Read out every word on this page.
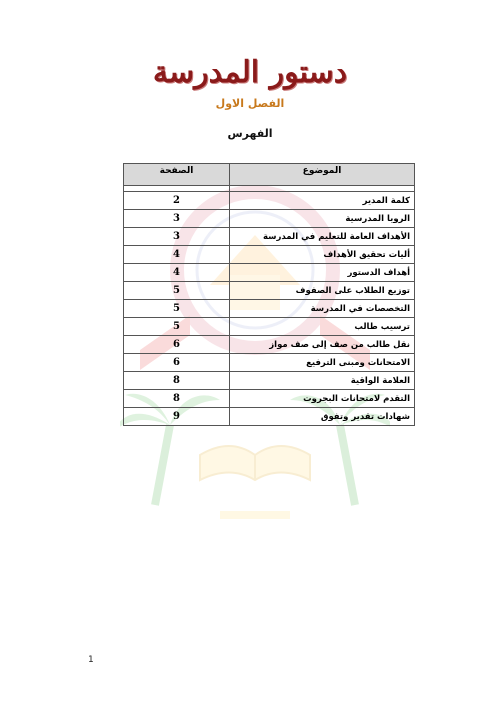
دستور المدرسة
الفصل الاول
الفهرس
الموضوع	الصفحة

كلمة المدير	2
الرويا المدرسية	3
الأهداف العامة للتعليم في المدرسة	3
أليات تحقيق الأهداف	4
أهداف الدستور	4
توزيع الطلاب على الصفوف	5
التخصصات في المدرسة	5
ترسيب طالب	5
نقل طالب من صف إلى صف مواز	6
الامتحانات ومبنى الترفيع	6
العلامة الواقية	8
التقدم لامتحانات البجروت	8
شهادات تقدير وتفوق	9
1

_To do_. Please transcribe the material above exactly as written. Leave the pictures out.

_Result of this task_.
Read out every word on this page.
دستور المدرسة
الفصل الاول
الفهرس
الموضوع	الصفحة

كلمة المدير	2
الرويا المدرسية	3
الأهداف العامة للتعليم في المدرسة	3
أليات تحقيق الأهداف	4
أهداف الدستور	4
توزيع الطلاب على الصفوف	5
التخصصات في المدرسة	5
ترسيب طالب	5
نقل طالب من صف إلى صف مواز	6
الامتحانات ومبنى الترفيع	6
العلامة الواقية	8
التقدم لامتحانات البجروت	8
شهادات تقدير وتفوق	9
1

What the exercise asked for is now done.